- **Task directions**: Each entry below is to be extracted exactly.
-- START Supplied data --
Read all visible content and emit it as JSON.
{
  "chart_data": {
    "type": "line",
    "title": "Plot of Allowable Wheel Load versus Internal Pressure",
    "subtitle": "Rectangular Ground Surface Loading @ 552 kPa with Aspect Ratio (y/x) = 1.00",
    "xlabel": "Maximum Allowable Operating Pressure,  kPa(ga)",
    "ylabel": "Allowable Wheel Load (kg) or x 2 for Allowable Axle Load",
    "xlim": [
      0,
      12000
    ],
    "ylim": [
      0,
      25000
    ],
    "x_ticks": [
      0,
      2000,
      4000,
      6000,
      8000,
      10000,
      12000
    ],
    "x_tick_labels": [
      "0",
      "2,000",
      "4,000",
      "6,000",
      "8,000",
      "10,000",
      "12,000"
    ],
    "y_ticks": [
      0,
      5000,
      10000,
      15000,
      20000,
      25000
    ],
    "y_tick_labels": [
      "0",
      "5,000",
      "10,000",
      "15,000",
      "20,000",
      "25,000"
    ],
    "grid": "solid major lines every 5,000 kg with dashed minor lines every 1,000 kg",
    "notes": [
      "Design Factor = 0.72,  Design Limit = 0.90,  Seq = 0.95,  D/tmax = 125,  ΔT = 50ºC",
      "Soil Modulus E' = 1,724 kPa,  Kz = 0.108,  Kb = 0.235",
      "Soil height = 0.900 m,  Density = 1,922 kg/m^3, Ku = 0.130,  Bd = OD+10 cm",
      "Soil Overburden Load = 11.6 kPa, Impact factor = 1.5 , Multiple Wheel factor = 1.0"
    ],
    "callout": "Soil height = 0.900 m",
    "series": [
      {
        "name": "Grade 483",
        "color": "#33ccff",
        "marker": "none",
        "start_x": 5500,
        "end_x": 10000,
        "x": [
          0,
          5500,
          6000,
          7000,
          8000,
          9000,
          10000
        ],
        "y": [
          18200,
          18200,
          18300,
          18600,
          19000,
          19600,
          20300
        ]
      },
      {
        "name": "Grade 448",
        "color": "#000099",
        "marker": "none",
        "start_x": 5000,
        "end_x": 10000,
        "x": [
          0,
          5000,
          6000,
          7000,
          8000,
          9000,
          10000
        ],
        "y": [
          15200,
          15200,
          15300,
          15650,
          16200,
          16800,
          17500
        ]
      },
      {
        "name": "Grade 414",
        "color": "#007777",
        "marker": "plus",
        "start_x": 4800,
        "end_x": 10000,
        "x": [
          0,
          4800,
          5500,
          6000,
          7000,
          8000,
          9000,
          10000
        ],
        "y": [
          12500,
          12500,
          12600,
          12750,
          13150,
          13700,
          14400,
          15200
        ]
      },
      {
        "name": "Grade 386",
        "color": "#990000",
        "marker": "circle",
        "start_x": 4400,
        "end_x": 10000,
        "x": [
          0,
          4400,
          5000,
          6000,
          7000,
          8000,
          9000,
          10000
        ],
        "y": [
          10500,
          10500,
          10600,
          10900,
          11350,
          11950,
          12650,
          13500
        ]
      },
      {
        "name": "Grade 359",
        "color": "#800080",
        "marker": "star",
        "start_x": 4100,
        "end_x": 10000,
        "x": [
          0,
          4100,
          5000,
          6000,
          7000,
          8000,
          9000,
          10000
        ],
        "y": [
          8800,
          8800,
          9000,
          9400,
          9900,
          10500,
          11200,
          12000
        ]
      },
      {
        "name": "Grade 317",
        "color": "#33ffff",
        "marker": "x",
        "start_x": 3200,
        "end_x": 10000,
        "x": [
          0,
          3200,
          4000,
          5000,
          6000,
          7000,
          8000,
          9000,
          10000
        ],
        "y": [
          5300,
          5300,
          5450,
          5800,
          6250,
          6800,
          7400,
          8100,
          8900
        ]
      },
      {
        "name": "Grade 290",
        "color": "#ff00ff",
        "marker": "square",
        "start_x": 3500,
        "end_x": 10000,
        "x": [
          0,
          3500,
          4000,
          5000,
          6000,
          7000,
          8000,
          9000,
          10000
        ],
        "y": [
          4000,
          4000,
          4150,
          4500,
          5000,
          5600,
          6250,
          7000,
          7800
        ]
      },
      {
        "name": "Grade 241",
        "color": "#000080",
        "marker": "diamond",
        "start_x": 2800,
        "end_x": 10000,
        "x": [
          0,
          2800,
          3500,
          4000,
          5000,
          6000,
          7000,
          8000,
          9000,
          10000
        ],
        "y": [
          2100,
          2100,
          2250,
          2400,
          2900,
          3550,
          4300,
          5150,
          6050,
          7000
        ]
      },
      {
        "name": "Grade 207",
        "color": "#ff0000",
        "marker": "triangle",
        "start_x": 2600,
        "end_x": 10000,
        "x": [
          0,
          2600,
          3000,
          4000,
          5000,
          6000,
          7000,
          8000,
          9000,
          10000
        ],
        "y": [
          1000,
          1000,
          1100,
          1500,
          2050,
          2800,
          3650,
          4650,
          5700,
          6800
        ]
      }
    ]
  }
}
-- END Supplied data --
- **Complete answer**:
Read all visible content and emit it as JSON.
{
  "chart_data": {
    "type": "line",
    "title": "Plot of Allowable Wheel Load versus Internal Pressure",
    "subtitle": "Rectangular Ground Surface Loading @ 552 kPa with Aspect Ratio (y/x) = 1.00",
    "xlabel": "Maximum Allowable Operating Pressure,  kPa(ga)",
    "ylabel": "Allowable Wheel Load (kg) or x 2 for Allowable Axle Load",
    "xlim": [
      0,
      12000
    ],
    "ylim": [
      0,
      25000
    ],
    "x_ticks": [
      0,
      2000,
      4000,
      6000,
      8000,
      10000,
      12000
    ],
    "x_tick_labels": [
      "0",
      "2,000",
      "4,000",
      "6,000",
      "8,000",
      "10,000",
      "12,000"
    ],
    "y_ticks": [
      0,
      5000,
      10000,
      15000,
      20000,
      25000
    ],
    "y_tick_labels": [
      "0",
      "5,000",
      "10,000",
      "15,000",
      "20,000",
      "25,000"
    ],
    "grid": "solid major lines every 5,000 kg with dashed minor lines every 1,000 kg",
    "notes": [
      "Design Factor = 0.72,  Design Limit = 0.90,  Seq = 0.95,  D/tmax = 125,  ΔT = 50ºC",
      "Soil Modulus E' = 1,724 kPa,  Kz = 0.108,  Kb = 0.235",
      "Soil height = 0.900 m,  Density = 1,922 kg/m^3, Ku = 0.130,  Bd = OD+10 cm",
      "Soil Overburden Load = 11.6 kPa, Impact factor = 1.5 , Multiple Wheel factor = 1.0"
    ],
    "callout": "Soil height = 0.900 m",
    "series": [
      {
        "name": "Grade 483",
        "color": "#33ccff",
        "marker": "none",
        "start_x": 5500,
        "end_x": 10000,
        "x": [
          0,
          5500,
          6000,
          7000,
          8000,
          9000,
          10000
        ],
        "y": [
          18200,
          18200,
          18300,
          18600,
          19000,
          19600,
          20300
        ]
      },
      {
        "name": "Grade 448",
        "color": "#000099",
        "marker": "none",
        "start_x": 5000,
        "end_x": 10000,
        "x": [
          0,
          5000,
          6000,
          7000,
          8000,
          9000,
          10000
        ],
        "y": [
          15200,
          15200,
          15300,
          15650,
          16200,
          16800,
          17500
        ]
      },
      {
        "name": "Grade 414",
        "color": "#007777",
        "marker": "plus",
        "start_x": 4800,
        "end_x": 10000,
        "x": [
          0,
          4800,
          5500,
          6000,
          7000,
          8000,
          9000,
          10000
        ],
        "y": [
          12500,
          12500,
          12600,
          12750,
          13150,
          13700,
          14400,
          15200
        ]
      },
      {
        "name": "Grade 386",
        "color": "#990000",
        "marker": "circle",
        "start_x": 4400,
        "end_x": 10000,
        "x": [
          0,
          4400,
          5000,
          6000,
          7000,
          8000,
          9000,
          10000
        ],
        "y": [
          10500,
          10500,
          10600,
          10900,
          11350,
          11950,
          12650,
          13500
        ]
      },
      {
        "name": "Grade 359",
        "color": "#800080",
        "marker": "star",
        "start_x": 4100,
        "end_x": 10000,
        "x": [
          0,
          4100,
          5000,
          6000,
          7000,
          8000,
          9000,
          10000
        ],
        "y": [
          8800,
          8800,
          9000,
          9400,
          9900,
          10500,
          11200,
          12000
        ]
      },
      {
        "name": "Grade 317",
        "color": "#33ffff",
        "marker": "x",
        "start_x": 3200,
        "end_x": 10000,
        "x": [
          0,
          3200,
          4000,
          5000,
          6000,
          7000,
          8000,
          9000,
          10000
        ],
        "y": [
          5300,
          5300,
          5450,
          5800,
          6250,
          6800,
          7400,
          8100,
          8900
        ]
      },
      {
        "name": "Grade 290",
        "color": "#ff00ff",
        "marker": "square",
        "start_x": 3500,
        "end_x": 10000,
        "x": [
          0,
          3500,
          4000,
          5000,
          6000,
          7000,
          8000,
          9000,
          10000
        ],
        "y": [
          4000,
          4000,
          4150,
          4500,
          5000,
          5600,
          6250,
          7000,
          7800
        ]
      },
      {
        "name": "Grade 241",
        "color": "#000080",
        "marker": "diamond",
        "start_x": 2800,
        "end_x": 10000,
        "x": [
          0,
          2800,
          3500,
          4000,
          5000,
          6000,
          7000,
          8000,
          9000,
          10000
        ],
        "y": [
          2100,
          2100,
          2250,
          2400,
          2900,
          3550,
          4300,
          5150,
          6050,
          7000
        ]
      },
      {
        "name": "Grade 207",
        "color": "#ff0000",
        "marker": "triangle",
        "start_x": 2600,
        "end_x": 10000,
        "x": [
          0,
          2600,
          3000,
          4000,
          5000,
          6000,
          7000,
          8000,
          9000,
          10000
        ],
        "y": [
          1000,
          1000,
          1100,
          1500,
          2050,
          2800,
          3650,
          4650,
          5700,
          6800
        ]
      }
    ]
  }
}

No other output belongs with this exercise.